## Begin Supplied material
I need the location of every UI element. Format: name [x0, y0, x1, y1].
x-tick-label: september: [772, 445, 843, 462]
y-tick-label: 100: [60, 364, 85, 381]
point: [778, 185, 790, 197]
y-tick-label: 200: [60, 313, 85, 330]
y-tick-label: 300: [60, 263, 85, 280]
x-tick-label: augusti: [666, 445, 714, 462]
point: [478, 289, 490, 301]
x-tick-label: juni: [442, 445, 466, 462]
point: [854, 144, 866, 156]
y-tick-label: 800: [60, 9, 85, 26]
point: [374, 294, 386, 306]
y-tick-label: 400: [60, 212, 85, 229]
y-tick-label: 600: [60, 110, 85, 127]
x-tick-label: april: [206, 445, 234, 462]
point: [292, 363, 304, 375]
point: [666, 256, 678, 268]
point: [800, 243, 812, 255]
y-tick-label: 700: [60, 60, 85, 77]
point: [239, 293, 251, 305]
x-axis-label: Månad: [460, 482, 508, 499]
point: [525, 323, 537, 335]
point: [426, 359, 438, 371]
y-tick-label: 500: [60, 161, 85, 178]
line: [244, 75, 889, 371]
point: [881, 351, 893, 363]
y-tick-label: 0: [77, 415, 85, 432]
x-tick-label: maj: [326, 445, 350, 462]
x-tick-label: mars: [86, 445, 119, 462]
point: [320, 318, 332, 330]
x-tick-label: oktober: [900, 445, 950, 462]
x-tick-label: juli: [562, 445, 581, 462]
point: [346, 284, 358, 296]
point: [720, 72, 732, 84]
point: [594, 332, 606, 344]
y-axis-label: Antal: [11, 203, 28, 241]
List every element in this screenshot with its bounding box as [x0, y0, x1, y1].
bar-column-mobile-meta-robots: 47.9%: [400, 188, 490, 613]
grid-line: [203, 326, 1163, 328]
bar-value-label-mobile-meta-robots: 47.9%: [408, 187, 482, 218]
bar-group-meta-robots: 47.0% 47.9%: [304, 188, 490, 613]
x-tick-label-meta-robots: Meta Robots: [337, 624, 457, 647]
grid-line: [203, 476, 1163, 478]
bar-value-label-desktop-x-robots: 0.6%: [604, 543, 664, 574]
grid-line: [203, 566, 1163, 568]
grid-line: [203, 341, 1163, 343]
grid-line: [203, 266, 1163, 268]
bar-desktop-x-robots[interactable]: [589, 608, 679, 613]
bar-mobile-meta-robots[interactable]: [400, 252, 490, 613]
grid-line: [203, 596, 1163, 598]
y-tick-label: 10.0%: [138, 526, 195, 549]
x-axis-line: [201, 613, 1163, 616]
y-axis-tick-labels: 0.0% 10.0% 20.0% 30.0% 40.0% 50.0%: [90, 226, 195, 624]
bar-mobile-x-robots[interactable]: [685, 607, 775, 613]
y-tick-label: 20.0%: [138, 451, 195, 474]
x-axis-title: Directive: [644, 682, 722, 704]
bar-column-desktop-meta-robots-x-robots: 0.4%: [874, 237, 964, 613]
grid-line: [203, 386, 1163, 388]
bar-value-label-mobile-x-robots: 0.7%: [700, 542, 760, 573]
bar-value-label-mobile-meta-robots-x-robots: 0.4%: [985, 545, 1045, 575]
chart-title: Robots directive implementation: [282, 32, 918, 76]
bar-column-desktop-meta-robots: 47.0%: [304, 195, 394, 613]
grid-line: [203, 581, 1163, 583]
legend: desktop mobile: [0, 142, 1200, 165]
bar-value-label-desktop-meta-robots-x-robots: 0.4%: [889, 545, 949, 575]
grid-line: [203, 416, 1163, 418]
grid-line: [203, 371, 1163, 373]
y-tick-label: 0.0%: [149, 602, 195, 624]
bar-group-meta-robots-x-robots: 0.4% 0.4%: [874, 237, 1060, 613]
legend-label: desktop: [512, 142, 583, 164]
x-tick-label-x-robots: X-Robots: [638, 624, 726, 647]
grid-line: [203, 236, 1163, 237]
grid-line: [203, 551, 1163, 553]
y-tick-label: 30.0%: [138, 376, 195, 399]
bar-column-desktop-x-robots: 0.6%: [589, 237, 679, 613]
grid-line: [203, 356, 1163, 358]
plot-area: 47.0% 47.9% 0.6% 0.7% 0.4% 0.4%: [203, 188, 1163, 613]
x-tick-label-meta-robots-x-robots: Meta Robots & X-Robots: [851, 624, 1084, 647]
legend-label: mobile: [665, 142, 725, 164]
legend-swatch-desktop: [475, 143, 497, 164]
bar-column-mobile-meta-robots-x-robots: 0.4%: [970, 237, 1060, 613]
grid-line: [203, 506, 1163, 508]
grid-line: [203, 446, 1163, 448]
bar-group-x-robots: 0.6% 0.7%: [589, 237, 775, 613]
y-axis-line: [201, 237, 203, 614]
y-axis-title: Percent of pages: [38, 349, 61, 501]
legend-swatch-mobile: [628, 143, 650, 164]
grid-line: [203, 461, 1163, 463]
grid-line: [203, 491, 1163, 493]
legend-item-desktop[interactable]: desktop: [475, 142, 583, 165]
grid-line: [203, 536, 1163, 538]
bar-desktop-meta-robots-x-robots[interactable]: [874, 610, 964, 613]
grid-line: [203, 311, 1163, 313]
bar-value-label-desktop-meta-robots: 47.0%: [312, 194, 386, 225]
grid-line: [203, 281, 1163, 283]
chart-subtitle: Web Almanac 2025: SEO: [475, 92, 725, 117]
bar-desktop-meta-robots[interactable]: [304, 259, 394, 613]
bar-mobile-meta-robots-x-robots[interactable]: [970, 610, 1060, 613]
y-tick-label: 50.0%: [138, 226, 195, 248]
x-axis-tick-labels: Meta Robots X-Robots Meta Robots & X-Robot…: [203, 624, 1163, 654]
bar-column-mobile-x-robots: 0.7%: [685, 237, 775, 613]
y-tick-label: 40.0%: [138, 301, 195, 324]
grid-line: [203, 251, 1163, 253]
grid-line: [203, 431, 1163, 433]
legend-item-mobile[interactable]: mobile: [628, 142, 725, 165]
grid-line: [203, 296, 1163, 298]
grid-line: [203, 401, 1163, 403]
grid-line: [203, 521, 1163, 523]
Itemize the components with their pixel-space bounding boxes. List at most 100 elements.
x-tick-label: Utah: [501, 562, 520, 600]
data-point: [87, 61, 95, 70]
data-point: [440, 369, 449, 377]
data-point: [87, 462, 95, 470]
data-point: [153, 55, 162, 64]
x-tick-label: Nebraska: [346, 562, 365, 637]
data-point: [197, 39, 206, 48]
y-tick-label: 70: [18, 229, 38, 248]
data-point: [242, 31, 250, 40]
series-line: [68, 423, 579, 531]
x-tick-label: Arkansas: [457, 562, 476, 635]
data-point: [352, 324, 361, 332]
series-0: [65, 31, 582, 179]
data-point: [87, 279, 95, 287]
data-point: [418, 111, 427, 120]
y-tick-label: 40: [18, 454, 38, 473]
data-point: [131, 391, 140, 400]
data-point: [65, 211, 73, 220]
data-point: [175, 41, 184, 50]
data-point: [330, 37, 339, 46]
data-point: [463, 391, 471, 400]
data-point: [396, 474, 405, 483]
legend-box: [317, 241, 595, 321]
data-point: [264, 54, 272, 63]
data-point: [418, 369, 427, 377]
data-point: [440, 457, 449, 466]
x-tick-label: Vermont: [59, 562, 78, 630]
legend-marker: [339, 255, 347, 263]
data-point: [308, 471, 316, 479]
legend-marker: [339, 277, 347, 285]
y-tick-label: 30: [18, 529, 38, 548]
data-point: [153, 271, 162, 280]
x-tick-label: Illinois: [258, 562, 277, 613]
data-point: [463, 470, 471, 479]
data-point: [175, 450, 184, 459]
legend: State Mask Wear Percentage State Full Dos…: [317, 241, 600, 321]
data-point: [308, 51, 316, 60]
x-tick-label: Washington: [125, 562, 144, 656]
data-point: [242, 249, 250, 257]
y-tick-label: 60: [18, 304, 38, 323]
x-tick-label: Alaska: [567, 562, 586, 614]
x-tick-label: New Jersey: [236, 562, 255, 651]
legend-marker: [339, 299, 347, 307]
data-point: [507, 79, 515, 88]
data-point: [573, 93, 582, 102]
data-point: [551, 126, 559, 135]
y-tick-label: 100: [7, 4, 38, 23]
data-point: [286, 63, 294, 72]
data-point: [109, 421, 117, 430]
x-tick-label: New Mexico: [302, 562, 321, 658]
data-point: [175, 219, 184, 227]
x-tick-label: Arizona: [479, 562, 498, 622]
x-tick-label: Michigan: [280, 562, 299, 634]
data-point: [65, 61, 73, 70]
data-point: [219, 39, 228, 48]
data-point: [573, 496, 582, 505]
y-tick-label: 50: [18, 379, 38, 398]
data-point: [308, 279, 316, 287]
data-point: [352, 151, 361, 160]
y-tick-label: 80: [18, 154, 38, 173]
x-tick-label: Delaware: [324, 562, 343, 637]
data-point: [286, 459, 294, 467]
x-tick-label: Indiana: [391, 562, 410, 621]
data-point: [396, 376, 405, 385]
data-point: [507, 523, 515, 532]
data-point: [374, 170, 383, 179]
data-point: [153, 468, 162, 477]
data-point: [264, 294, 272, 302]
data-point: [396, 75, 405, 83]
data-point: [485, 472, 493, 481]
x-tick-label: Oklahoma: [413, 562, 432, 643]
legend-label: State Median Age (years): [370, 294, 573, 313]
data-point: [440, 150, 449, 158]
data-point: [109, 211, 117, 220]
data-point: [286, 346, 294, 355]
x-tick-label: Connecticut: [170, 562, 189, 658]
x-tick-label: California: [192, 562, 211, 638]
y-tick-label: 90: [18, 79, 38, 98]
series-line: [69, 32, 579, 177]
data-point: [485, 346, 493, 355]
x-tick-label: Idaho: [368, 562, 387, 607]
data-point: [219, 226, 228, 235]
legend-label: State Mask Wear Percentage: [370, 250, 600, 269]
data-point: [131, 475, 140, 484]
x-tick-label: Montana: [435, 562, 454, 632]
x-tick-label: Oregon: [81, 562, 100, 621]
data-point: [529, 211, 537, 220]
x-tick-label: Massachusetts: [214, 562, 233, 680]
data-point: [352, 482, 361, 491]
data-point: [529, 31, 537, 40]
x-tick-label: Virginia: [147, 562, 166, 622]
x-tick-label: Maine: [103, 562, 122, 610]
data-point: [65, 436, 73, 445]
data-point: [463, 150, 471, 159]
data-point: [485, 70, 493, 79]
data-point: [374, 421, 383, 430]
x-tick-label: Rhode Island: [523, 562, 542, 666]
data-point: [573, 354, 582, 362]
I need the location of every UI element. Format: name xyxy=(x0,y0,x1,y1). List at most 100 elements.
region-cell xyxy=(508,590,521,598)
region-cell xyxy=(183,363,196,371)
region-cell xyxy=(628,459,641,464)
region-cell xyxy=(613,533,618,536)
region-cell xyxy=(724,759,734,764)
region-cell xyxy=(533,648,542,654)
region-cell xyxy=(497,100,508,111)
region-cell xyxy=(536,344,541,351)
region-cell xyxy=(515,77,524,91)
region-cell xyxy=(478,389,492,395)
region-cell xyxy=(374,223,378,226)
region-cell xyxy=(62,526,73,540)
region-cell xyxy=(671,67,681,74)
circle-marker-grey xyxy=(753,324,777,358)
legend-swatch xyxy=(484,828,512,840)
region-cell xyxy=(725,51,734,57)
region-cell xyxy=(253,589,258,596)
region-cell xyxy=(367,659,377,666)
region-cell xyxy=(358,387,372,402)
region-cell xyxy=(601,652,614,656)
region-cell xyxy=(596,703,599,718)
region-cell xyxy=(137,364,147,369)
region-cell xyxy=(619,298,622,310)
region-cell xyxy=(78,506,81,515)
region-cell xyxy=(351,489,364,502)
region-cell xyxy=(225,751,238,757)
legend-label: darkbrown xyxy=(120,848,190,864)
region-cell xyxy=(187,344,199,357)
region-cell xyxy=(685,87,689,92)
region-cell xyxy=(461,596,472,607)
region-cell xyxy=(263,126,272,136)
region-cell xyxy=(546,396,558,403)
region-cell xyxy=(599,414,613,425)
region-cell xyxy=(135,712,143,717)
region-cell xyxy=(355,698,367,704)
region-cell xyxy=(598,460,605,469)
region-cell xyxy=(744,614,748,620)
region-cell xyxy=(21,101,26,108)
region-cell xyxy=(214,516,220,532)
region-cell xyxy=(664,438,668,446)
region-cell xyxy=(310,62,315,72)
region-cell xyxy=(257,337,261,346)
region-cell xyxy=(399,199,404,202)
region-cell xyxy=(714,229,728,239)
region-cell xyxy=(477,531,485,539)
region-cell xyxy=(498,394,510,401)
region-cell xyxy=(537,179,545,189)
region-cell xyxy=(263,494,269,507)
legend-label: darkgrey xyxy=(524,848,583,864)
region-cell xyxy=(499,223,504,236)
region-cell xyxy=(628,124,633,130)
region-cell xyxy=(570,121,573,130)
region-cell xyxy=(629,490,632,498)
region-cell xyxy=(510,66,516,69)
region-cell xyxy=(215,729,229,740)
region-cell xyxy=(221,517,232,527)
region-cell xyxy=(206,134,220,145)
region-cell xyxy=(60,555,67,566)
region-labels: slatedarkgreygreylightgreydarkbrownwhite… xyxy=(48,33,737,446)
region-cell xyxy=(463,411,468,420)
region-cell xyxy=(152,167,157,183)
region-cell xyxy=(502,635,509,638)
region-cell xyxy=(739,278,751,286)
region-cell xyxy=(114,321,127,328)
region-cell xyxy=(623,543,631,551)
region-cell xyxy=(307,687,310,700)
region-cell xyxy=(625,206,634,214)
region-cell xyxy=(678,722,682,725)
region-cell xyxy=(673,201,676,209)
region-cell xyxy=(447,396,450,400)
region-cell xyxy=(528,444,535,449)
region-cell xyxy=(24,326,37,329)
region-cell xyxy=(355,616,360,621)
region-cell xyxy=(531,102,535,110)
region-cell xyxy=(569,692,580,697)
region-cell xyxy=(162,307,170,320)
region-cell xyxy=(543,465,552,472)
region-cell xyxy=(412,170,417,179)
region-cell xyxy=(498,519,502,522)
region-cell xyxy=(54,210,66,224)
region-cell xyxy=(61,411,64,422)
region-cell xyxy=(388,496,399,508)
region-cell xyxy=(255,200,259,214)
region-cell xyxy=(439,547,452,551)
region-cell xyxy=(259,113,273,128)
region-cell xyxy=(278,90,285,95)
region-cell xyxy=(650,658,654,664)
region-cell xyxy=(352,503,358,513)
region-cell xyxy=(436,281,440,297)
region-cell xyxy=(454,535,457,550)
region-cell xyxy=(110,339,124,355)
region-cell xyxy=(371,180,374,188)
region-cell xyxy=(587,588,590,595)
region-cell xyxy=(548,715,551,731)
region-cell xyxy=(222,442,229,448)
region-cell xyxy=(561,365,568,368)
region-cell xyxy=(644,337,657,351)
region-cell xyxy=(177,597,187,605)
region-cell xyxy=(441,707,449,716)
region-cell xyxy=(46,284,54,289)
## End Supplied material
§ **Required work**:
Copy the listing word for word, from its first line down to and including the line that contains "point: [478, 289, 490, 301]".

§ **Exercise output**:
I need the location of every UI element. Format: name [x0, y0, x1, y1].
x-tick-label: september: [772, 445, 843, 462]
y-tick-label: 100: [60, 364, 85, 381]
point: [778, 185, 790, 197]
y-tick-label: 200: [60, 313, 85, 330]
y-tick-label: 300: [60, 263, 85, 280]
x-tick-label: augusti: [666, 445, 714, 462]
point: [478, 289, 490, 301]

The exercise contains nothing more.